[Problem statement]
Copy out each line exactly as it appears.

* Start Material provided *

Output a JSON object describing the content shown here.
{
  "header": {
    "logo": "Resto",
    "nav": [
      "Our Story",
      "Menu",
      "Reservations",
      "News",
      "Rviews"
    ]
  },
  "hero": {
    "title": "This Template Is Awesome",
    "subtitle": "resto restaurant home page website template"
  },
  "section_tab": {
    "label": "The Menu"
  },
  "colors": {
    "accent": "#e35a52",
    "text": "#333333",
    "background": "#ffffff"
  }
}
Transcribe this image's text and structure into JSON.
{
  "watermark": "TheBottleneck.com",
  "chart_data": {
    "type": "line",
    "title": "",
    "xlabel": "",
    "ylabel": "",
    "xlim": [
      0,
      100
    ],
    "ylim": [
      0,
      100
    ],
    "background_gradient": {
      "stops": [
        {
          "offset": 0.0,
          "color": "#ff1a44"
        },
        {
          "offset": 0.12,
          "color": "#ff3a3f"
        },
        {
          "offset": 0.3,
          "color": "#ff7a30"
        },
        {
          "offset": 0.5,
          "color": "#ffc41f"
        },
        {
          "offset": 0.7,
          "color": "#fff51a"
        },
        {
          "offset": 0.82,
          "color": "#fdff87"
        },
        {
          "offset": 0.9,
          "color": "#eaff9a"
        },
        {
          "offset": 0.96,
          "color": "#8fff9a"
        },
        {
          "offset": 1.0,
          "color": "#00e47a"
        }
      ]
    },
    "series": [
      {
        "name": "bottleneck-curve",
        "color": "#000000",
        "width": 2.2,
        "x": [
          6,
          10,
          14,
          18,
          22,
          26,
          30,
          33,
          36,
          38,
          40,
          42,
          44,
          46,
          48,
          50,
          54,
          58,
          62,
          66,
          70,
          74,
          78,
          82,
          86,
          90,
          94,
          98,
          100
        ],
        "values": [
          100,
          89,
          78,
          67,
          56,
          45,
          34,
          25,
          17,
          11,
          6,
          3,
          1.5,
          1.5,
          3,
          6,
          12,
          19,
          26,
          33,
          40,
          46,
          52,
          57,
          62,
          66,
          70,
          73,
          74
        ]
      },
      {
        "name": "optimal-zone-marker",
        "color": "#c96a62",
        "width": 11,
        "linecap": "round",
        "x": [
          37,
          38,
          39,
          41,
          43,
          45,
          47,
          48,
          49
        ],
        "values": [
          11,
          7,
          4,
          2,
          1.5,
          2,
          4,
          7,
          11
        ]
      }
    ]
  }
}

* End Material provided *

[Response below]
Output a JSON object describing the content shown here.
{
  "header": {
    "logo": "Resto",
    "nav": [
      "Our Story",
      "Menu",
      "Reservations",
      "News",
      "Rviews"
    ]
  },
  "hero": {
    "title": "This Template Is Awesome",
    "subtitle": "resto restaurant home page website template"
  },
  "section_tab": {
    "label": "The Menu"
  },
  "colors": {
    "accent": "#e35a52",
    "text": "#333333",
    "background": "#ffffff"
  }
}
Transcribe this image's text and structure into JSON.
{
  "watermark": "TheBottleneck.com",
  "chart_data": {
    "type": "line",
    "title": "",
    "xlabel": "",
    "ylabel": "",
    "xlim": [
      0,
      100
    ],
    "ylim": [
      0,
      100
    ],
    "background_gradient": {
      "stops": [
        {
          "offset": 0.0,
          "color": "#ff1a44"
        },
        {
          "offset": 0.12,
          "color": "#ff3a3f"
        },
        {
          "offset": 0.3,
          "color": "#ff7a30"
        },
        {
          "offset": 0.5,
          "color": "#ffc41f"
        },
        {
          "offset": 0.7,
          "color": "#fff51a"
        },
        {
          "offset": 0.82,
          "color": "#fdff87"
        },
        {
          "offset": 0.9,
          "color": "#eaff9a"
        },
        {
          "offset": 0.96,
          "color": "#8fff9a"
        },
        {
          "offset": 1.0,
          "color": "#00e47a"
        }
      ]
    },
    "series": [
      {
        "name": "bottleneck-curve",
        "color": "#000000",
        "width": 2.2,
        "x": [
          6,
          10,
          14,
          18,
          22,
          26,
          30,
          33,
          36,
          38,
          40,
          42,
          44,
          46,
          48,
          50,
          54,
          58,
          62,
          66,
          70,
          74,
          78,
          82,
          86,
          90,
          94,
          98,
          100
        ],
        "values": [
          100,
          89,
          78,
          67,
          56,
          45,
          34,
          25,
          17,
          11,
          6,
          3,
          1.5,
          1.5,
          3,
          6,
          12,
          19,
          26,
          33,
          40,
          46,
          52,
          57,
          62,
          66,
          70,
          73,
          74
        ]
      },
      {
        "name": "optimal-zone-marker",
        "color": "#c96a62",
        "width": 11,
        "linecap": "round",
        "x": [
          37,
          38,
          39,
          41,
          43,
          45,
          47,
          48,
          49
        ],
        "values": [
          11,
          7,
          4,
          2,
          1.5,
          2,
          4,
          7,
          11
        ]
      }
    ]
  }
}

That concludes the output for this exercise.